### PROBLEM DETAILS
Find the number of lines below in which the word "武汉市气象台" appears, and write that number only.

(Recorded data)

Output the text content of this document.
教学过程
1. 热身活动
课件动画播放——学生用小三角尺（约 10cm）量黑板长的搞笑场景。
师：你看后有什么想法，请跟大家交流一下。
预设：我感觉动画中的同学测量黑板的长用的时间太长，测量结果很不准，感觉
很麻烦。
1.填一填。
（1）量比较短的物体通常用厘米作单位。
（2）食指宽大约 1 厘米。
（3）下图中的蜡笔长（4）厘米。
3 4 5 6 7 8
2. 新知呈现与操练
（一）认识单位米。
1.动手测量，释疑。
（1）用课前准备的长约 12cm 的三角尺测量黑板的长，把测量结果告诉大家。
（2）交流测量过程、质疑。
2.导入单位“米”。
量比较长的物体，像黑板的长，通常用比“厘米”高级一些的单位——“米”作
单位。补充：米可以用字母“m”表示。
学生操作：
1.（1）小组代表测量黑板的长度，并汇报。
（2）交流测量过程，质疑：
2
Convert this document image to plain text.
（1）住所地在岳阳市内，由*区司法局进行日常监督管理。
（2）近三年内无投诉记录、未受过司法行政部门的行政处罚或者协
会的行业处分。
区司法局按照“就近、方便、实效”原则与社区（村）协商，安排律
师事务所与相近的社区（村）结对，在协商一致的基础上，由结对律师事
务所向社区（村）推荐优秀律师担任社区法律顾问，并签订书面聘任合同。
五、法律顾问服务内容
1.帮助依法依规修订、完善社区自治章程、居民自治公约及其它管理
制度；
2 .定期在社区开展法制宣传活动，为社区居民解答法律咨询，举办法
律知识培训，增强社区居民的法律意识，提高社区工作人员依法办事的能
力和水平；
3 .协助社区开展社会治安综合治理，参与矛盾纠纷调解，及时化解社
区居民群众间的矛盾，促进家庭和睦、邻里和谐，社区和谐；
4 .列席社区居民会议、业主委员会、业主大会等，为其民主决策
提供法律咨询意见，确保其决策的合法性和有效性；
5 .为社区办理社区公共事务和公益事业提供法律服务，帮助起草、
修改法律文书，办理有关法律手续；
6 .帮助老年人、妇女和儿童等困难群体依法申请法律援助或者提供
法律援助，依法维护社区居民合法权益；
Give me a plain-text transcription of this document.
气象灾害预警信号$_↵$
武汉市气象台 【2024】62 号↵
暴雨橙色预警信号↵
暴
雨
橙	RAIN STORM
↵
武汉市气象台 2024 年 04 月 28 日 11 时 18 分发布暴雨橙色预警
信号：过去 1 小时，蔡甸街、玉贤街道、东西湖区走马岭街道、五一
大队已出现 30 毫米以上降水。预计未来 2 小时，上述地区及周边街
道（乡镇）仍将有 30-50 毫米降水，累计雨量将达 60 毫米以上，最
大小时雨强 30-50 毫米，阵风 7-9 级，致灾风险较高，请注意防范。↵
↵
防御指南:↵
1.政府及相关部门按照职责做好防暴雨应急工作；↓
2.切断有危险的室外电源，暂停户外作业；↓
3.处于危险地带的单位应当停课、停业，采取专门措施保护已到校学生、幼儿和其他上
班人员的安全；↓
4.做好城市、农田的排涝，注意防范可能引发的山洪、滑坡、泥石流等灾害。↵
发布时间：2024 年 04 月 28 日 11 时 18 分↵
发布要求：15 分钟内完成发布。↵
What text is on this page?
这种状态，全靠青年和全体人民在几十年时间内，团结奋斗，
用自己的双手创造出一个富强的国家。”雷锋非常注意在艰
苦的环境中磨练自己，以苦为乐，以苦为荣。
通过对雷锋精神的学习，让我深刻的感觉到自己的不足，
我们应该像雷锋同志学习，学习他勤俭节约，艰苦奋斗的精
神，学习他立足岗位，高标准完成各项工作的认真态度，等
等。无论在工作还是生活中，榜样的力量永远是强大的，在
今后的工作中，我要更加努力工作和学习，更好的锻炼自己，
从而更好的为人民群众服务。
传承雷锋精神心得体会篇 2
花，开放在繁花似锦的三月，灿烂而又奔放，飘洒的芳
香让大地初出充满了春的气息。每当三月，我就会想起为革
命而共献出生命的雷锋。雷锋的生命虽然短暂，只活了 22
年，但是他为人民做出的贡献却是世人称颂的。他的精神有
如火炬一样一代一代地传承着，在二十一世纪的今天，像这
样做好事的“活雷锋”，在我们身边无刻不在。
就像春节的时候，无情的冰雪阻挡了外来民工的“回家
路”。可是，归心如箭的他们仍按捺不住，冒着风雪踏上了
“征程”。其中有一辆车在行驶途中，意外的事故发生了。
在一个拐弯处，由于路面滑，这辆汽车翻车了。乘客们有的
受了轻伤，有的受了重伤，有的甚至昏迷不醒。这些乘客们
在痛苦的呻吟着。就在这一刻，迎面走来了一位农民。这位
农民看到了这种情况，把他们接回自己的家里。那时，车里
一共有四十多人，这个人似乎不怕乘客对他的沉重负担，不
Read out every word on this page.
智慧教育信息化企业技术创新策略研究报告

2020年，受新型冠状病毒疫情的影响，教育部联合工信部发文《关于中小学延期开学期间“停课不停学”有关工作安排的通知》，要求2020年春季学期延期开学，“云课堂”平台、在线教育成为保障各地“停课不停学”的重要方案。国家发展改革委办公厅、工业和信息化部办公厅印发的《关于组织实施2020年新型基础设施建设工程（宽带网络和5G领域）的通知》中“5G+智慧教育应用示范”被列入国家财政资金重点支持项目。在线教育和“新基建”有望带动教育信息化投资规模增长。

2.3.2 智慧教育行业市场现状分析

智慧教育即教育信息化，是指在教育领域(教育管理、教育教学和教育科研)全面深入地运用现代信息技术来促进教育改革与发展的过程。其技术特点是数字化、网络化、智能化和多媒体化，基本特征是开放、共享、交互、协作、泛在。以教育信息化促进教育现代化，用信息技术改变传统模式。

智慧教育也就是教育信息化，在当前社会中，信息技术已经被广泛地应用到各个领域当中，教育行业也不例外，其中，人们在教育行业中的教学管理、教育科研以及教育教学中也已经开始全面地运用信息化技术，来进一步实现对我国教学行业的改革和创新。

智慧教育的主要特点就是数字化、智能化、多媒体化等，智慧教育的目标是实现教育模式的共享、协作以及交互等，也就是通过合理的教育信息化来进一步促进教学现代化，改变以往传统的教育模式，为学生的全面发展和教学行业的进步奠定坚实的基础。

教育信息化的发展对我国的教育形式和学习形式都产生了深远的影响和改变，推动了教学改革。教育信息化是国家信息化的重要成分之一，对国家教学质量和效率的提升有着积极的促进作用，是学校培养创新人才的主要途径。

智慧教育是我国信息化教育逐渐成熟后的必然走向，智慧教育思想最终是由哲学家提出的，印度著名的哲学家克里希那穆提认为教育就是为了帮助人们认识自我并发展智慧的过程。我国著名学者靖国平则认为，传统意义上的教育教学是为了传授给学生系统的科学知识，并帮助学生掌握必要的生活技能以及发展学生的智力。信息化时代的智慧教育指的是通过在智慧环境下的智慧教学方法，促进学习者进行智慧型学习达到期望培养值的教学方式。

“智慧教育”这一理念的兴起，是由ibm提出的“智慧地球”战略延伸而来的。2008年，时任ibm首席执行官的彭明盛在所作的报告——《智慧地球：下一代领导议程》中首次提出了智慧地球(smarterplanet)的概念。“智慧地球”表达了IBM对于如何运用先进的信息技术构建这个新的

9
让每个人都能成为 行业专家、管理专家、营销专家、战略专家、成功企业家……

### EXERCISE RESPONSE
2